> [Problem]
Go through the lines below. Copy those with "label".

> [Extracted data entries]
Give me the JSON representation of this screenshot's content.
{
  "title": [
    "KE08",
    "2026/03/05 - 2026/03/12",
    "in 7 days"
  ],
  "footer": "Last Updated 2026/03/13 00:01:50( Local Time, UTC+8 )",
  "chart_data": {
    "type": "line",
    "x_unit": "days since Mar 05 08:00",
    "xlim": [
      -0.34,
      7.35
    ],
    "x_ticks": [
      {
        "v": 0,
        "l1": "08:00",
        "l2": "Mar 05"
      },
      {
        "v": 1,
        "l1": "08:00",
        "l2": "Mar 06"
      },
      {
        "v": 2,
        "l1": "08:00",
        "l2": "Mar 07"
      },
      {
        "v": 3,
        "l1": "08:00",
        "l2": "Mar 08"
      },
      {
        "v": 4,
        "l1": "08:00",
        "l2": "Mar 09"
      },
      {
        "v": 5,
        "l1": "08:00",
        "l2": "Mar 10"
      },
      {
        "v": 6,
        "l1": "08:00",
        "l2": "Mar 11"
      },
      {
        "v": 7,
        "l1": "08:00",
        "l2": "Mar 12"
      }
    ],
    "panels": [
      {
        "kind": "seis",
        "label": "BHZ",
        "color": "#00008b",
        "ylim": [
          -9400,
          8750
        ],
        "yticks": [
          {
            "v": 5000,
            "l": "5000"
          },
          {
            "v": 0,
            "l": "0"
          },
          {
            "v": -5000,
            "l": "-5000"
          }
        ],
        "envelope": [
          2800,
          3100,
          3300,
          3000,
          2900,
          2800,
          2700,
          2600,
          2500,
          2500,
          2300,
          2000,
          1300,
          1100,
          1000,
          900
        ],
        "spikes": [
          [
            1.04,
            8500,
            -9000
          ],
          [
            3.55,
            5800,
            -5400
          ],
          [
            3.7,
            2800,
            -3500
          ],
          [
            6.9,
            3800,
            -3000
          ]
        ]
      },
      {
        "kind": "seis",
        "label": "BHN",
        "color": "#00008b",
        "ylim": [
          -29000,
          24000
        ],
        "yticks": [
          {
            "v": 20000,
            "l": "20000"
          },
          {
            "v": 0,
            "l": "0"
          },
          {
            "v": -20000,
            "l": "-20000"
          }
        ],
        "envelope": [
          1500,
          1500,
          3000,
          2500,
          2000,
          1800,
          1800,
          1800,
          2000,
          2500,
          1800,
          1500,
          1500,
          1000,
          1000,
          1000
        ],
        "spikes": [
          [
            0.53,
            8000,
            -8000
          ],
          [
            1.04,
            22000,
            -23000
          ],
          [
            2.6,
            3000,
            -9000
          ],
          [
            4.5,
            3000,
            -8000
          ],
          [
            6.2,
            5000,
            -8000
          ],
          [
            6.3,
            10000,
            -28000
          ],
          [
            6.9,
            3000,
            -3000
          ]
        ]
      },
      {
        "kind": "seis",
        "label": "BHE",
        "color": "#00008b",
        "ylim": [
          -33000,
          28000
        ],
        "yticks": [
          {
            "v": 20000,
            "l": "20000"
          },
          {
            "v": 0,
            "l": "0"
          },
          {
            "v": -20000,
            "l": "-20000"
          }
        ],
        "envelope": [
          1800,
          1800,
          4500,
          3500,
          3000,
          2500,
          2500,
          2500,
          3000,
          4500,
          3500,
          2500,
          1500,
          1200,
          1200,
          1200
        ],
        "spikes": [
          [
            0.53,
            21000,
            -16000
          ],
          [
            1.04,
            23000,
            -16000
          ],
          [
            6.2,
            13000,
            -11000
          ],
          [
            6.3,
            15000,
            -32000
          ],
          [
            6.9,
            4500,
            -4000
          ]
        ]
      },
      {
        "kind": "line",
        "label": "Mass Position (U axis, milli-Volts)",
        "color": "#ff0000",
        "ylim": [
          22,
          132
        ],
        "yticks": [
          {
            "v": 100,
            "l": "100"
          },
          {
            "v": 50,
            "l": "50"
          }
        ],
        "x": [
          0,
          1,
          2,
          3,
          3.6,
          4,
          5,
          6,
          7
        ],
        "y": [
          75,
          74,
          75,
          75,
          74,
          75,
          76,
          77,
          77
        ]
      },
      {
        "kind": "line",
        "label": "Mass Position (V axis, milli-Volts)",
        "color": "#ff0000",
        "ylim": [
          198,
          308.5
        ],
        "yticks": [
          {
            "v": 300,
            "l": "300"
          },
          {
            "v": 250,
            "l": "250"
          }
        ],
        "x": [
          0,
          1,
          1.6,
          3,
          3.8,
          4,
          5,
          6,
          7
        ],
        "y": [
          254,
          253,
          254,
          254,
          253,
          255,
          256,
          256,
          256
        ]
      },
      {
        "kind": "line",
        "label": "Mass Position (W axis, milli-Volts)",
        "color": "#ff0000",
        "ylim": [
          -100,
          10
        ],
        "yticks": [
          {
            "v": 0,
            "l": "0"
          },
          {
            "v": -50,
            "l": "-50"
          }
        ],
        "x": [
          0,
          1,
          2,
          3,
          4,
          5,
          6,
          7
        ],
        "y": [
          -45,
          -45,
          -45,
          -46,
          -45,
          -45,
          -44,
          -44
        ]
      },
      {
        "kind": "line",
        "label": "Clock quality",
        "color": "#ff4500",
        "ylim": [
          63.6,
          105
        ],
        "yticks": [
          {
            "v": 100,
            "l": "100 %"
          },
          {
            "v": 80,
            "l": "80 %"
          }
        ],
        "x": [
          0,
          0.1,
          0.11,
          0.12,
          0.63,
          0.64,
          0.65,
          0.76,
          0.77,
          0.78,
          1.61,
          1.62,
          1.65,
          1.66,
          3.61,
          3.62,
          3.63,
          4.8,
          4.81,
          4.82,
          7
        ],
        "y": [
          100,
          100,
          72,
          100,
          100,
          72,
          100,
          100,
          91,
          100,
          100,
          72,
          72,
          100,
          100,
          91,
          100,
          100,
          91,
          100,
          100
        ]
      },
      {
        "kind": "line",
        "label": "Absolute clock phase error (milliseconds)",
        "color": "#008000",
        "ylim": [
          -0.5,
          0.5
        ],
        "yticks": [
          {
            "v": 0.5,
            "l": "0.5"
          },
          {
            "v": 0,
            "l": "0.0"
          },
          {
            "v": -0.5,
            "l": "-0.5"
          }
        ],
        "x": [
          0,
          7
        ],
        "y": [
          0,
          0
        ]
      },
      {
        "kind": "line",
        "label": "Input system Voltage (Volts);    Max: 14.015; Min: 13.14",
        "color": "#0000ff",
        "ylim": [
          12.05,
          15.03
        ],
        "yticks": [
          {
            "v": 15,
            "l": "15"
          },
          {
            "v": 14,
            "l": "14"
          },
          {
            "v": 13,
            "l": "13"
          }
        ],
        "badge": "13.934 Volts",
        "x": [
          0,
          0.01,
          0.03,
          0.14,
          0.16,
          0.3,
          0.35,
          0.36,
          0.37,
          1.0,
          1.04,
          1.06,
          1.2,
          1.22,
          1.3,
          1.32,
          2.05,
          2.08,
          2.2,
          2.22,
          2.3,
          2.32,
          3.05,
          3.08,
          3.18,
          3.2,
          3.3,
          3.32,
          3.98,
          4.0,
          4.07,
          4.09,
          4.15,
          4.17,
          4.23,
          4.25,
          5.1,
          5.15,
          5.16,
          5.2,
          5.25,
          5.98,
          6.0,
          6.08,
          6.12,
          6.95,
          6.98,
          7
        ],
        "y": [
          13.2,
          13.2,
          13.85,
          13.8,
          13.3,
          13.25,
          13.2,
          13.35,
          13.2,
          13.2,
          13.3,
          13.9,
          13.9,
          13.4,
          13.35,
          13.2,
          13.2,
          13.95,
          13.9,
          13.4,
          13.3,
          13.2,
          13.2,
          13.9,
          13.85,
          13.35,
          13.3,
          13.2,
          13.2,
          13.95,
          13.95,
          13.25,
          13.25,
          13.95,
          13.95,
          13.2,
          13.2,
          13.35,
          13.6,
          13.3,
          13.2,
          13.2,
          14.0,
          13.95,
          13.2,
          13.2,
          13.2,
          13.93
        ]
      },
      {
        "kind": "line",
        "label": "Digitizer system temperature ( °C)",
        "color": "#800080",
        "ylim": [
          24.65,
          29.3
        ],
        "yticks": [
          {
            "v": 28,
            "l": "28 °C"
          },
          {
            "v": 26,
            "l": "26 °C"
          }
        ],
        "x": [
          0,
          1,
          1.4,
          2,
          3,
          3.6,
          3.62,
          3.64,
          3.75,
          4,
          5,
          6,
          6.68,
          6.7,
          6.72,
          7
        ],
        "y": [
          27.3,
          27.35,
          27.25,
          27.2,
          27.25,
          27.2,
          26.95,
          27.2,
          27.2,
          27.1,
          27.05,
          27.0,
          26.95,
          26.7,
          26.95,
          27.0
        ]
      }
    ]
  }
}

> [Written answer]
        "label": "BHZ",
        "label": "BHN",
        "label": "BHE",
        "label": "Mass Position (U axis, milli-Volts)",
        "label": "Mass Position (V axis, milli-Volts)",
        "label": "Mass Position (W axis, milli-Volts)",
        "label": "Clock quality",
        "label": "Absolute clock phase error (milliseconds)",
        "label": "Input system Voltage (Volts);    Max: 14.015; Min: 13.14",
        "label": "Digitizer system temperature ( °C)",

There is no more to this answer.